● **TASK**
Identify all lines below that hold "élővízbe" and collect them.

Data entries:

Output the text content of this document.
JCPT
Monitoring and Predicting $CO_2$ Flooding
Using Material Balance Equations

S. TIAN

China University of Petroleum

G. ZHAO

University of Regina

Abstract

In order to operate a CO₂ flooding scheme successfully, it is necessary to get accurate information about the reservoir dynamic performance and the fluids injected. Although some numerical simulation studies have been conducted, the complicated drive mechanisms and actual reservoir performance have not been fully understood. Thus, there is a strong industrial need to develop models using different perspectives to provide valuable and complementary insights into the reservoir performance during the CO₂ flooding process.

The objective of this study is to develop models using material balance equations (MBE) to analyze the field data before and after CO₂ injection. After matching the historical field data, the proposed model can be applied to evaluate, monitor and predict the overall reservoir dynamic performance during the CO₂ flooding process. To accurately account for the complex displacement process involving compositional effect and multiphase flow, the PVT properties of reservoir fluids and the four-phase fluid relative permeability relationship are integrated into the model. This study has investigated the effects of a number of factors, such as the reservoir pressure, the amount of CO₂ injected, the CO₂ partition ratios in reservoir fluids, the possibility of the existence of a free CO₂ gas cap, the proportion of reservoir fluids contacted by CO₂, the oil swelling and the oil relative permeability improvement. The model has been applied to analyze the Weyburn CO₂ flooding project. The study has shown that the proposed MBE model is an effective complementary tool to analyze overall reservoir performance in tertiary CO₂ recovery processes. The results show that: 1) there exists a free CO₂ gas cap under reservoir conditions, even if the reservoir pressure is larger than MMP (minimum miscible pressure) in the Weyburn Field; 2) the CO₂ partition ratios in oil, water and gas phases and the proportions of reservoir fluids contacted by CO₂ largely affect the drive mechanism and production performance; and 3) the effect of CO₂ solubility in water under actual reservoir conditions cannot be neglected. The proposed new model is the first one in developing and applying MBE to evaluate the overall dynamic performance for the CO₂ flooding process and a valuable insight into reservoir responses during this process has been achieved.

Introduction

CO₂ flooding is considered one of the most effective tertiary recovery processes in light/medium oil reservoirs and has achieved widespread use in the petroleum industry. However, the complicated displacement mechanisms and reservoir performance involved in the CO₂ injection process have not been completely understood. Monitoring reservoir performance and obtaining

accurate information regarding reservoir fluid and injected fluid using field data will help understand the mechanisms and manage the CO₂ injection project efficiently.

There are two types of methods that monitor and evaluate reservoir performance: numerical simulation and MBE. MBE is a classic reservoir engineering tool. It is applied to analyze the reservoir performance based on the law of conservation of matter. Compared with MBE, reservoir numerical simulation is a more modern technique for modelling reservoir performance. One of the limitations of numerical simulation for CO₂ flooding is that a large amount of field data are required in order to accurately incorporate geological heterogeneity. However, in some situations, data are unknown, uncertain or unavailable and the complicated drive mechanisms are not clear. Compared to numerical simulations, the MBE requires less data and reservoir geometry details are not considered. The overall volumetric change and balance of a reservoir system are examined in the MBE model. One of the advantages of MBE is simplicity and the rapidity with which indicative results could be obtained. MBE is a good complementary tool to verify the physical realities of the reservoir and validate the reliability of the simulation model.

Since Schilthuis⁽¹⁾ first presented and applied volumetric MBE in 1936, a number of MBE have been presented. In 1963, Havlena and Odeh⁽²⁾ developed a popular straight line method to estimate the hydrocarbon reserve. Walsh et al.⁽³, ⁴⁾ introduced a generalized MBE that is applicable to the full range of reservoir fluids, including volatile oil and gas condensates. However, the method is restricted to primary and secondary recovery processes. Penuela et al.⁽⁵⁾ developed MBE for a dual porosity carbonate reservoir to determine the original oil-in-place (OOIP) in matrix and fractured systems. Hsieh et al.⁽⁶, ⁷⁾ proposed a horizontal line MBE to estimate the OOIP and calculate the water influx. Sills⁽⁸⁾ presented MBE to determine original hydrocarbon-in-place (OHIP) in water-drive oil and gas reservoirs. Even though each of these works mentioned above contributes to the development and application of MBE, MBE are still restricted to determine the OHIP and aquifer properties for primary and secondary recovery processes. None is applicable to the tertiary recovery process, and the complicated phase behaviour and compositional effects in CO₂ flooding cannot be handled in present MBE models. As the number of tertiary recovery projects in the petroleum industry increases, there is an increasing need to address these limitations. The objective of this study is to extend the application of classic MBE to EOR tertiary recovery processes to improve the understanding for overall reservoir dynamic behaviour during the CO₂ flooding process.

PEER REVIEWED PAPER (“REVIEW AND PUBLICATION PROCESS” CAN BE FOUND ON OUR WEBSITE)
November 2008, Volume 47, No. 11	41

--

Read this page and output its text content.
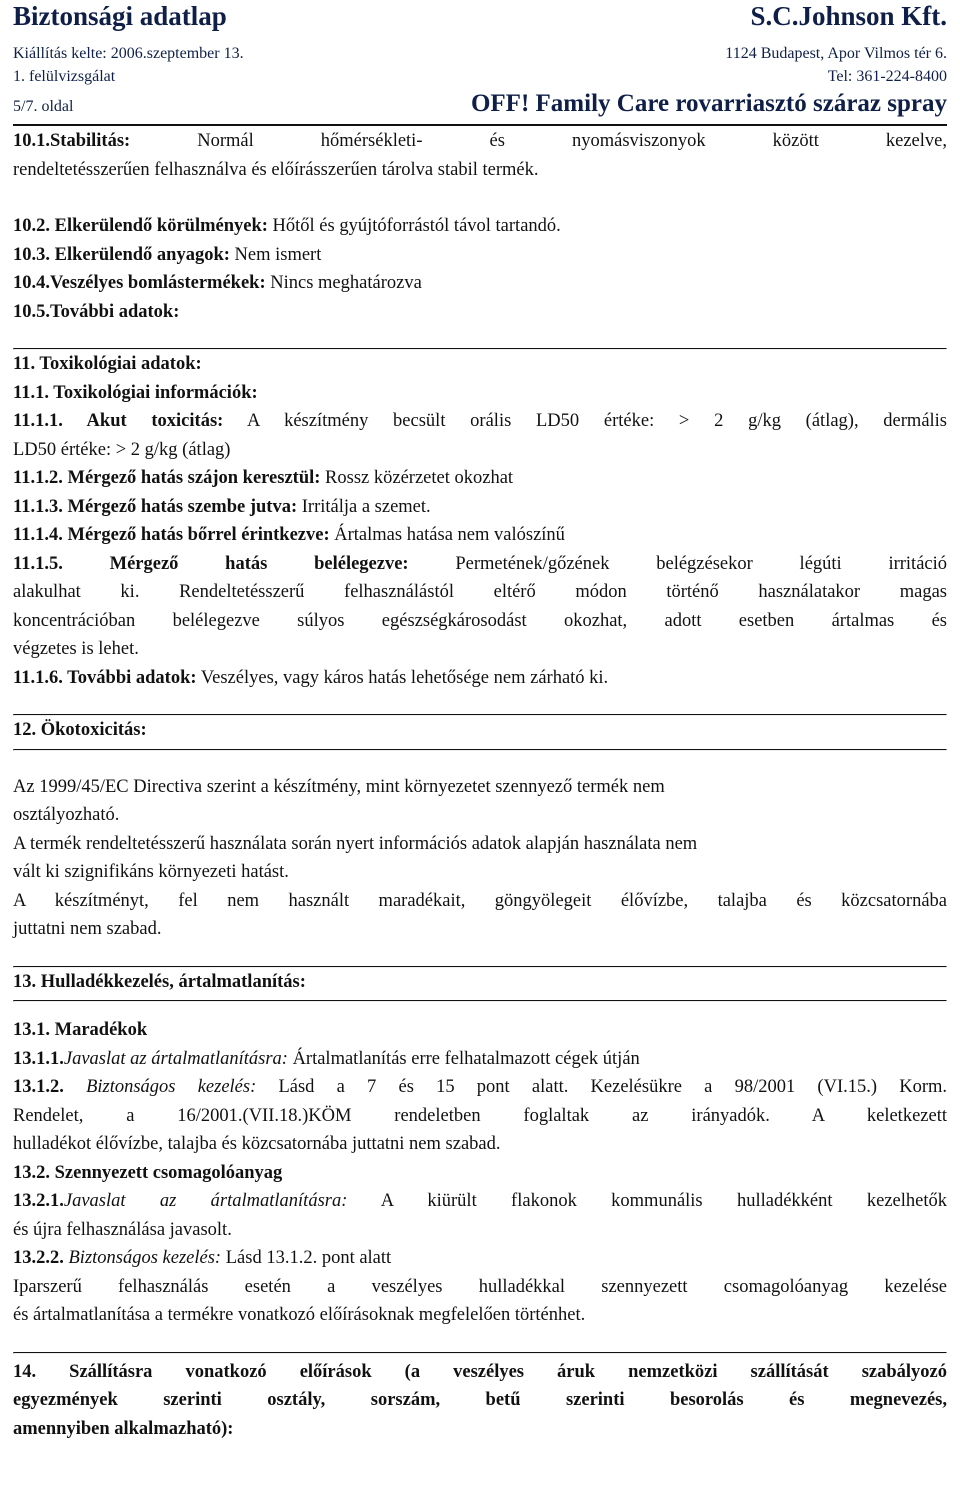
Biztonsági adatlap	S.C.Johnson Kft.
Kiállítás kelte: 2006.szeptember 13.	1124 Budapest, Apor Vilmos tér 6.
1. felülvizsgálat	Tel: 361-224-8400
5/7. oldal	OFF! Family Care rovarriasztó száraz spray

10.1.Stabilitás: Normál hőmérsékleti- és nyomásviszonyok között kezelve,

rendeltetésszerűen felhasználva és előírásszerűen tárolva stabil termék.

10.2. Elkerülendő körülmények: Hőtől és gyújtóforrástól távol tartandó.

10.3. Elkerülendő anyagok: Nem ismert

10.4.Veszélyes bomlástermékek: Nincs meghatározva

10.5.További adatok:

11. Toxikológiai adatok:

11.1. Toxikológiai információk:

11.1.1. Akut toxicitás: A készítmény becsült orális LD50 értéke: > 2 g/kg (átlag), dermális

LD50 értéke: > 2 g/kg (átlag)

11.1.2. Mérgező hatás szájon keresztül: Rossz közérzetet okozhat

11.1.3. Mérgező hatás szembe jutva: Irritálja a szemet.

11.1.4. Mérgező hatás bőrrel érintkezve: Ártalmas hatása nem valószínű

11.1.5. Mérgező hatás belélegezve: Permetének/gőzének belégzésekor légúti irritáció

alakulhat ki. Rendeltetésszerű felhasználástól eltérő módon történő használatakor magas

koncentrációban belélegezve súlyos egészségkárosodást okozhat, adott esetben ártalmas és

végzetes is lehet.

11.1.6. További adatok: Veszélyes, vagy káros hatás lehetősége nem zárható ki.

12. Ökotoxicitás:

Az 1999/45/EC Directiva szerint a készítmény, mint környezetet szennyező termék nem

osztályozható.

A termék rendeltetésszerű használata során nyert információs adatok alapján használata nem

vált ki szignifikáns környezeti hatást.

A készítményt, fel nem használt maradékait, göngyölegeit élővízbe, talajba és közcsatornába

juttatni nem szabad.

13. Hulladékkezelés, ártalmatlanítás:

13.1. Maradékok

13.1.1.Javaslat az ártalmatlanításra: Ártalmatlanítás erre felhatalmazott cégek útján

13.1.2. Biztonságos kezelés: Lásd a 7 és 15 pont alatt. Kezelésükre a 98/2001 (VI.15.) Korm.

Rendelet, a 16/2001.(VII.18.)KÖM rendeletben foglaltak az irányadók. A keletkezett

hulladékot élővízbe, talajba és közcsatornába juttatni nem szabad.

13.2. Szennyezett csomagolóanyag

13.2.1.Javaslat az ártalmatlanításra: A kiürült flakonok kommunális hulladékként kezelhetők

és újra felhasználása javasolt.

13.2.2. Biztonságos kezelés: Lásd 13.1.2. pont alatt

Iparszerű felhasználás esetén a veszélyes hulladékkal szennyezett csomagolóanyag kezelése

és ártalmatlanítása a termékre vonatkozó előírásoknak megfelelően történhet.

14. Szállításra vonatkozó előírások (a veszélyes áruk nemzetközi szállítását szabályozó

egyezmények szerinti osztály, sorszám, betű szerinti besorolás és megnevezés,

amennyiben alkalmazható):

---

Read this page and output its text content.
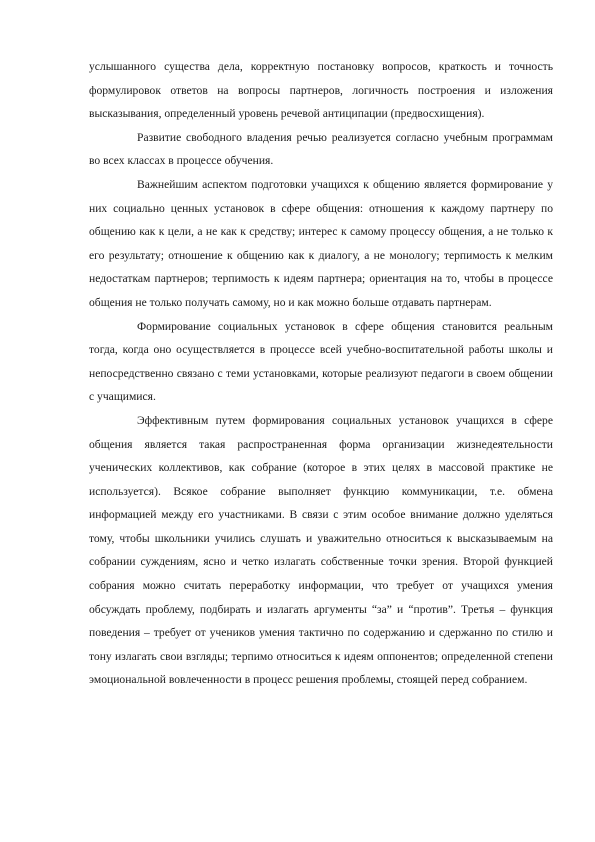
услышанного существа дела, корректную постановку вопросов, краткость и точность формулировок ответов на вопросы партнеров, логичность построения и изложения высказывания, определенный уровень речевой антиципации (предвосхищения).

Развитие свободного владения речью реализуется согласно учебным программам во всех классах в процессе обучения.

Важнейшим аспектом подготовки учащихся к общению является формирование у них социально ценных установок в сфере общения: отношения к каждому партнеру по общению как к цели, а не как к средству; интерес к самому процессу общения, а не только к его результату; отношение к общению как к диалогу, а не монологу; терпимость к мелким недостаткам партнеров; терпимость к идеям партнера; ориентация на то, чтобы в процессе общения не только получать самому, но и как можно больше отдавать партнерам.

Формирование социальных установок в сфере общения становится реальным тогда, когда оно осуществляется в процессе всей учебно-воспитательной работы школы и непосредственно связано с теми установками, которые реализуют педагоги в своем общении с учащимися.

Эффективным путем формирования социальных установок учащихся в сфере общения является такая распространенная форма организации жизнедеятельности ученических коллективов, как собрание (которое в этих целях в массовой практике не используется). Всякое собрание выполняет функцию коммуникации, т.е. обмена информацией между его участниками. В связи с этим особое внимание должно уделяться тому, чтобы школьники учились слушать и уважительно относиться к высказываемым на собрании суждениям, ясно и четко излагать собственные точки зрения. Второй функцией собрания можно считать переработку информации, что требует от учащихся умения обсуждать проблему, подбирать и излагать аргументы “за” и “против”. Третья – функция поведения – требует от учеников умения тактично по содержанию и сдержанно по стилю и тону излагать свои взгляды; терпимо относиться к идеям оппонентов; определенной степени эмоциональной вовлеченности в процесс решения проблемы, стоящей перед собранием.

● **ANSWER**
A készítményt, fel nem használt maradékait, göngyölegeit élővízbe, talajba és közcsatornába
hulladékot élővízbe, talajba és közcsatornába juttatni nem szabad.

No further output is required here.